Request: Quote all of the data exactly as given. Skip every picture it contains.

Entries:
■ ■ ■
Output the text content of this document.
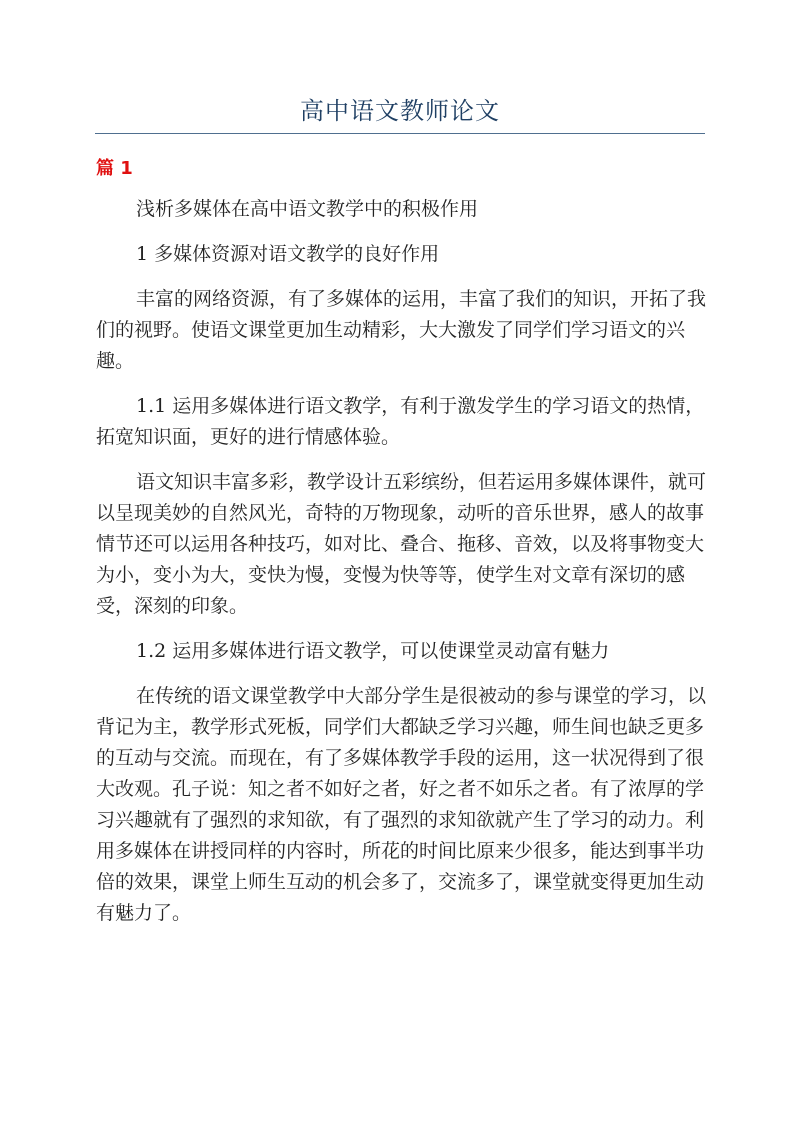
高中语文教师论文
篇 1

浅析多媒体在高中语文教学中的积极作用

1 多媒体资源对语文教学的良好作用

丰富的网络资源，有了多媒体的运用，丰富了我们的知识，开拓了我们的视野。使语文课堂更加生动精彩，大大激发了同学们学习语文的兴趣。

1.1 运用多媒体进行语文教学，有利于激发学生的学习语文的热情，拓宽知识面，更好的进行情感体验。

语文知识丰富多彩，教学设计五彩缤纷，但若运用多媒体课件，就可以呈现美妙的自然风光，奇特的万物现象，动听的音乐世界，感人的故事情节还可以运用各种技巧，如对比、叠合、拖移、音效，以及将事物变大为小，变小为大，变快为慢，变慢为快等等，使学生对文章有深切的感受，深刻的印象。

1.2 运用多媒体进行语文教学，可以使课堂灵动富有魅力

在传统的语文课堂教学中大部分学生是很被动的参与课堂的学习，以背记为主，教学形式死板，同学们大都缺乏学习兴趣，师生间也缺乏更多的互动与交流。而现在，有了多媒体教学手段的运用，这一状况得到了很大改观。孔子说：知之者不如好之者，好之者不如乐之者。有了浓厚的学习兴趣就有了强烈的求知欲，有了强烈的求知欲就产生了学习的动力。利用多媒体在讲授同样的内容时，所花的时间比原来少很多，能达到事半功倍的效果，课堂上师生互动的机会多了，交流多了，课堂就变得更加生动有魅力了。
■ ■ ■
Task solution:
Output the text content of this document.
高中语文教师论文
篇 1

浅析多媒体在高中语文教学中的积极作用

1 多媒体资源对语文教学的良好作用

丰富的网络资源，有了多媒体的运用，丰富了我们的知识，开拓了我们的视野。使语文课堂更加生动精彩，大大激发了同学们学习语文的兴趣。

1.1 运用多媒体进行语文教学，有利于激发学生的学习语文的热情，拓宽知识面，更好的进行情感体验。

语文知识丰富多彩，教学设计五彩缤纷，但若运用多媒体课件，就可以呈现美妙的自然风光，奇特的万物现象，动听的音乐世界，感人的故事情节还可以运用各种技巧，如对比、叠合、拖移、音效，以及将事物变大为小，变小为大，变快为慢，变慢为快等等，使学生对文章有深切的感受，深刻的印象。

1.2 运用多媒体进行语文教学，可以使课堂灵动富有魅力

在传统的语文课堂教学中大部分学生是很被动的参与课堂的学习，以背记为主，教学形式死板，同学们大都缺乏学习兴趣，师生间也缺乏更多的互动与交流。而现在，有了多媒体教学手段的运用，这一状况得到了很大改观。孔子说：知之者不如好之者，好之者不如乐之者。有了浓厚的学习兴趣就有了强烈的求知欲，有了强烈的求知欲就产生了学习的动力。利用多媒体在讲授同样的内容时，所花的时间比原来少很多，能达到事半功倍的效果，课堂上师生互动的机会多了，交流多了，课堂就变得更加生动有魅力了。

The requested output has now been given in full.